TO BE DONE
Note each line of the listing that contains the string "JSON", and copy it.

GIVEN INFORMATION

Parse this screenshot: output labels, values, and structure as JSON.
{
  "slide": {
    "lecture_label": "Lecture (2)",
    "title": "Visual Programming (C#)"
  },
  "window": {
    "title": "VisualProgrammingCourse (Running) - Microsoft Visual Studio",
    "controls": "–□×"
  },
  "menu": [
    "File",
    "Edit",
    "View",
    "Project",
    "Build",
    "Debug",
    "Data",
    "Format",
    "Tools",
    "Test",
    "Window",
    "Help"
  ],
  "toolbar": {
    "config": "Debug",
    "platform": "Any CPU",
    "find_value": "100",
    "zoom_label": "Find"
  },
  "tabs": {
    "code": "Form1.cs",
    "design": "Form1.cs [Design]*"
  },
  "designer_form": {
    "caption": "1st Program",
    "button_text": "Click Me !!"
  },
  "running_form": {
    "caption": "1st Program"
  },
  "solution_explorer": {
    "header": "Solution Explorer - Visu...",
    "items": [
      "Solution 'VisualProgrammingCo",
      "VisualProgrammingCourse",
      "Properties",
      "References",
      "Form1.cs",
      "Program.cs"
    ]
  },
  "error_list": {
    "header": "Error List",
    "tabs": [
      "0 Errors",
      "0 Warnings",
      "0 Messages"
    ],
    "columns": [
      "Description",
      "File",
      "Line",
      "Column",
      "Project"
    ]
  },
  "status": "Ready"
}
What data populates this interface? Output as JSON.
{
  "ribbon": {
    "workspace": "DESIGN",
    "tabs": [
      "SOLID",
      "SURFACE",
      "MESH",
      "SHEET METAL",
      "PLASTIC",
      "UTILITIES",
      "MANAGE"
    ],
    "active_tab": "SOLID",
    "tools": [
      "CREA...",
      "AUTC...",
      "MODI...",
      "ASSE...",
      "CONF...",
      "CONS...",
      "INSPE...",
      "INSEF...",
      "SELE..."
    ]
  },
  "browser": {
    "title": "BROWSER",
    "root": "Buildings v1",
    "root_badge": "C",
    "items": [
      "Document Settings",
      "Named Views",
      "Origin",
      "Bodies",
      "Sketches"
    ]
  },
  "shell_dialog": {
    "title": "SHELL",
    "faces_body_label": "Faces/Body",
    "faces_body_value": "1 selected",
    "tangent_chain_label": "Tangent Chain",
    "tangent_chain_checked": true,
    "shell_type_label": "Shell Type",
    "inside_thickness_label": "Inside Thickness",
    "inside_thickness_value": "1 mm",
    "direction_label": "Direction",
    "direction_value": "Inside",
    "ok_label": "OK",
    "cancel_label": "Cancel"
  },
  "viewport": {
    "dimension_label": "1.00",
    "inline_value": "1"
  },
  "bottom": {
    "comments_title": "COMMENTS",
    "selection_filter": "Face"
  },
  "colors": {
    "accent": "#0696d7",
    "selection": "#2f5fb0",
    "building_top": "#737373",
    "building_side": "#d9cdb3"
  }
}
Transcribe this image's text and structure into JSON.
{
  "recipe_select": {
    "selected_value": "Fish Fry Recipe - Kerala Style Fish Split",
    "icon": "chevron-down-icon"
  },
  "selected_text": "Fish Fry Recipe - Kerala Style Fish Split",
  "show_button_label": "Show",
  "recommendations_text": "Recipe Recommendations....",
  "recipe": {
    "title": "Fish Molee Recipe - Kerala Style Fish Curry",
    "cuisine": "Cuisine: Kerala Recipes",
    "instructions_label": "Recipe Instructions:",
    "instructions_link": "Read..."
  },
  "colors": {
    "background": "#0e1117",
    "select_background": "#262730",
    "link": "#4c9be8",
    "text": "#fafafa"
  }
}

RESPONSE
Parse this screenshot: output labels, values, and structure as JSON.
What data populates this interface? Output as JSON.
Transcribe this image's text and structure into JSON.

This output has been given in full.